Emit the entire listing verbatim.

(Figure data in JSON)
## start
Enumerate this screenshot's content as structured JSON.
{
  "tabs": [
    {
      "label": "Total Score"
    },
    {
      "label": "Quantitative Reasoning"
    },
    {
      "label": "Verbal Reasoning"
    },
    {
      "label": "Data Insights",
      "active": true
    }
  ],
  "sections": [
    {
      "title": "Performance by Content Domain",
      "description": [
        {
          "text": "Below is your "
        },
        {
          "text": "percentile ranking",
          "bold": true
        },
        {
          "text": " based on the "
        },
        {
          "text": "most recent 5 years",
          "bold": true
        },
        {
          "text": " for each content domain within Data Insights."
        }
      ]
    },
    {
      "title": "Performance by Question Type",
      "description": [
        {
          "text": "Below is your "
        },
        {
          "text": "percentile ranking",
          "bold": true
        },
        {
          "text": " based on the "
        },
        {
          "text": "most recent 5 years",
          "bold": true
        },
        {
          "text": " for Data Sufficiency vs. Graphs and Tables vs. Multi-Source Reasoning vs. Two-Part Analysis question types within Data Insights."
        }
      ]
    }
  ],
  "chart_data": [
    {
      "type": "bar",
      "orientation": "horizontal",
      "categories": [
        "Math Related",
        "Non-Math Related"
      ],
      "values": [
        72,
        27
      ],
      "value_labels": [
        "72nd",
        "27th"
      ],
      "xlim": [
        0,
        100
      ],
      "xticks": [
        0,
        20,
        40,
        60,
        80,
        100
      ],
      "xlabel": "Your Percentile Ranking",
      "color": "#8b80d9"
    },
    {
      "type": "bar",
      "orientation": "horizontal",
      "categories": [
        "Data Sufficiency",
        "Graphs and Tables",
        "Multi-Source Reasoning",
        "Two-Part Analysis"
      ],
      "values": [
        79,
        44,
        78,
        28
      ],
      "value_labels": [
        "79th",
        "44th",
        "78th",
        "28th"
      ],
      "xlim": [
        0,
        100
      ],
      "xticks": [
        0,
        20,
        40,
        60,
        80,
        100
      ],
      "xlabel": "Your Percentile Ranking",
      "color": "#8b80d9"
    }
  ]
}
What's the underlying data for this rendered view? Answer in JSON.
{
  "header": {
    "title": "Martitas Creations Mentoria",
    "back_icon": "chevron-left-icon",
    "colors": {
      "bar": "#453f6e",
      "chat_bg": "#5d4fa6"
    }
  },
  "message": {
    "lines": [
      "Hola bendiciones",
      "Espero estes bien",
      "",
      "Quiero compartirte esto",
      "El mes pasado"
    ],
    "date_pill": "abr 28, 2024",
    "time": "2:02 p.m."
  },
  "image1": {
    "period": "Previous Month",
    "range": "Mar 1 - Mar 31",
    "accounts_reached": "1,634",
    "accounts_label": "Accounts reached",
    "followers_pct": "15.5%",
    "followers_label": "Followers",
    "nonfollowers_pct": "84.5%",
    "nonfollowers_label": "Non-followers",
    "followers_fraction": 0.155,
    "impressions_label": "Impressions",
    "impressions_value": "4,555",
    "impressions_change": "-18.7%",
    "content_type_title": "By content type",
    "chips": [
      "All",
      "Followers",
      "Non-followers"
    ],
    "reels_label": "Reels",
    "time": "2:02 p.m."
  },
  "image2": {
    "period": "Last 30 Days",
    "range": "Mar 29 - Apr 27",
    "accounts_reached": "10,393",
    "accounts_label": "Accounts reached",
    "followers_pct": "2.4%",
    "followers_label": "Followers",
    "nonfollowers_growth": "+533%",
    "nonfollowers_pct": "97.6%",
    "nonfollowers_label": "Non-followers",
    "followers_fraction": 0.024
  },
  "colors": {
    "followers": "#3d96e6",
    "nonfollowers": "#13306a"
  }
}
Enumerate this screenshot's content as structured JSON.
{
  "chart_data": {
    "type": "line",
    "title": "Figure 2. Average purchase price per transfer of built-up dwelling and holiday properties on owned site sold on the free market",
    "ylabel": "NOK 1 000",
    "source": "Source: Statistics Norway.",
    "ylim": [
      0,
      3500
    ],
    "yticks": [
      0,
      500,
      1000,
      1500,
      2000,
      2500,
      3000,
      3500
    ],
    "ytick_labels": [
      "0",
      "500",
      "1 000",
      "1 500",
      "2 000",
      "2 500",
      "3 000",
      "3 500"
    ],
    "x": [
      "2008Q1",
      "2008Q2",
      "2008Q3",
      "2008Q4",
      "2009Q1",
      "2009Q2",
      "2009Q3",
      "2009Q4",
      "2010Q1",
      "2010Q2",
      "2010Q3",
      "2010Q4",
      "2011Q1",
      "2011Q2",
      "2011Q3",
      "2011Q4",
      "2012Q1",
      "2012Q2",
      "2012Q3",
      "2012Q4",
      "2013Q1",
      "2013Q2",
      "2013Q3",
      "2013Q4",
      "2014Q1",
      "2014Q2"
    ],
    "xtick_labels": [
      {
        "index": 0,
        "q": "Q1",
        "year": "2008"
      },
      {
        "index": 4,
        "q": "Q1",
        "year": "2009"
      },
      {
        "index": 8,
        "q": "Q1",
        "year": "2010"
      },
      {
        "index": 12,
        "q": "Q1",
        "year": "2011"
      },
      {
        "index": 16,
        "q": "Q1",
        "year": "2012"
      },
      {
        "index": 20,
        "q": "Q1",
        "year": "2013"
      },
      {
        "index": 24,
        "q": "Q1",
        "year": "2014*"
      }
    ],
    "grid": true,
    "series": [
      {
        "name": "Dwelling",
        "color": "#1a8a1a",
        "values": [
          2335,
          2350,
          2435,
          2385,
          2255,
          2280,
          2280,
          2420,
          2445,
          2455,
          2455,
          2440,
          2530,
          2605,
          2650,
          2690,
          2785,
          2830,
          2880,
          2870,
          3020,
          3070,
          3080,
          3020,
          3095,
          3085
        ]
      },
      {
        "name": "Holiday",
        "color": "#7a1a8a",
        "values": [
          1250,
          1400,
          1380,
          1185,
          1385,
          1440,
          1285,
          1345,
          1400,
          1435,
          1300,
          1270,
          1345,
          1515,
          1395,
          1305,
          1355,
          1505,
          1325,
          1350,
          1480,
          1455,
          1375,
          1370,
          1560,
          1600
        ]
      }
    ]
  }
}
## end
▸ **Reply**:
Enumerate this screenshot's content as structured JSON.
{
  "tabs": [
    {
      "label": "Total Score"
    },
    {
      "label": "Quantitative Reasoning"
    },
    {
      "label": "Verbal Reasoning"
    },
    {
      "label": "Data Insights",
      "active": true
    }
  ],
  "sections": [
    {
      "title": "Performance by Content Domain",
      "description": [
        {
          "text": "Below is your "
        },
        {
          "text": "percentile ranking",
          "bold": true
        },
        {
          "text": " based on the "
        },
        {
          "text": "most recent 5 years",
          "bold": true
        },
        {
          "text": " for each content domain within Data Insights."
        }
      ]
    },
    {
      "title": "Performance by Question Type",
      "description": [
        {
          "text": "Below is your "
        },
        {
          "text": "percentile ranking",
          "bold": true
        },
        {
          "text": " based on the "
        },
        {
          "text": "most recent 5 years",
          "bold": true
        },
        {
          "text": " for Data Sufficiency vs. Graphs and Tables vs. Multi-Source Reasoning vs. Two-Part Analysis question types within Data Insights."
        }
      ]
    }
  ],
  "chart_data": [
    {
      "type": "bar",
      "orientation": "horizontal",
      "categories": [
        "Math Related",
        "Non-Math Related"
      ],
      "values": [
        72,
        27
      ],
      "value_labels": [
        "72nd",
        "27th"
      ],
      "xlim": [
        0,
        100
      ],
      "xticks": [
        0,
        20,
        40,
        60,
        80,
        100
      ],
      "xlabel": "Your Percentile Ranking",
      "color": "#8b80d9"
    },
    {
      "type": "bar",
      "orientation": "horizontal",
      "categories": [
        "Data Sufficiency",
        "Graphs and Tables",
        "Multi-Source Reasoning",
        "Two-Part Analysis"
      ],
      "values": [
        79,
        44,
        78,
        28
      ],
      "value_labels": [
        "79th",
        "44th",
        "78th",
        "28th"
      ],
      "xlim": [
        0,
        100
      ],
      "xticks": [
        0,
        20,
        40,
        60,
        80,
        100
      ],
      "xlabel": "Your Percentile Ranking",
      "color": "#8b80d9"
    }
  ]
}
What's the underlying data for this rendered view? Answer in JSON.
{
  "header": {
    "title": "Martitas Creations Mentoria",
    "back_icon": "chevron-left-icon",
    "colors": {
      "bar": "#453f6e",
      "chat_bg": "#5d4fa6"
    }
  },
  "message": {
    "lines": [
      "Hola bendiciones",
      "Espero estes bien",
      "",
      "Quiero compartirte esto",
      "El mes pasado"
    ],
    "date_pill": "abr 28, 2024",
    "time": "2:02 p.m."
  },
  "image1": {
    "period": "Previous Month",
    "range": "Mar 1 - Mar 31",
    "accounts_reached": "1,634",
    "accounts_label": "Accounts reached",
    "followers_pct": "15.5%",
    "followers_label": "Followers",
    "nonfollowers_pct": "84.5%",
    "nonfollowers_label": "Non-followers",
    "followers_fraction": 0.155,
    "impressions_label": "Impressions",
    "impressions_value": "4,555",
    "impressions_change": "-18.7%",
    "content_type_title": "By content type",
    "chips": [
      "All",
      "Followers",
      "Non-followers"
    ],
    "reels_label": "Reels",
    "time": "2:02 p.m."
  },
  "image2": {
    "period": "Last 30 Days",
    "range": "Mar 29 - Apr 27",
    "accounts_reached": "10,393",
    "accounts_label": "Accounts reached",
    "followers_pct": "2.4%",
    "followers_label": "Followers",
    "nonfollowers_growth": "+533%",
    "nonfollowers_pct": "97.6%",
    "nonfollowers_label": "Non-followers",
    "followers_fraction": 0.024
  },
  "colors": {
    "followers": "#3d96e6",
    "nonfollowers": "#13306a"
  }
}
Enumerate this screenshot's content as structured JSON.
{
  "chart_data": {
    "type": "line",
    "title": "Figure 2. Average purchase price per transfer of built-up dwelling and holiday properties on owned site sold on the free market",
    "ylabel": "NOK 1 000",
    "source": "Source: Statistics Norway.",
    "ylim": [
      0,
      3500
    ],
    "yticks": [
      0,
      500,
      1000,
      1500,
      2000,
      2500,
      3000,
      3500
    ],
    "ytick_labels": [
      "0",
      "500",
      "1 000",
      "1 500",
      "2 000",
      "2 500",
      "3 000",
      "3 500"
    ],
    "x": [
      "2008Q1",
      "2008Q2",
      "2008Q3",
      "2008Q4",
      "2009Q1",
      "2009Q2",
      "2009Q3",
      "2009Q4",
      "2010Q1",
      "2010Q2",
      "2010Q3",
      "2010Q4",
      "2011Q1",
      "2011Q2",
      "2011Q3",
      "2011Q4",
      "2012Q1",
      "2012Q2",
      "2012Q3",
      "2012Q4",
      "2013Q1",
      "2013Q2",
      "2013Q3",
      "2013Q4",
      "2014Q1",
      "2014Q2"
    ],
    "xtick_labels": [
      {
        "index": 0,
        "q": "Q1",
        "year": "2008"
      },
      {
        "index": 4,
        "q": "Q1",
        "year": "2009"
      },
      {
        "index": 8,
        "q": "Q1",
        "year": "2010"
      },
      {
        "index": 12,
        "q": "Q1",
        "year": "2011"
      },
      {
        "index": 16,
        "q": "Q1",
        "year": "2012"
      },
      {
        "index": 20,
        "q": "Q1",
        "year": "2013"
      },
      {
        "index": 24,
        "q": "Q1",
        "year": "2014*"
      }
    ],
    "grid": true,
    "series": [
      {
        "name": "Dwelling",
        "color": "#1a8a1a",
        "values": [
          2335,
          2350,
          2435,
          2385,
          2255,
          2280,
          2280,
          2420,
          2445,
          2455,
          2455,
          2440,
          2530,
          2605,
          2650,
          2690,
          2785,
          2830,
          2880,
          2870,
          3020,
          3070,
          3080,
          3020,
          3095,
          3085
        ]
      },
      {
        "name": "Holiday",
        "color": "#7a1a8a",
        "values": [
          1250,
          1400,
          1380,
          1185,
          1385,
          1440,
          1285,
          1345,
          1400,
          1435,
          1300,
          1270,
          1345,
          1515,
          1395,
          1305,
          1355,
          1505,
          1325,
          1350,
          1480,
          1455,
          1375,
          1370,
          1560,
          1600
        ]
      }
    ]
  }
}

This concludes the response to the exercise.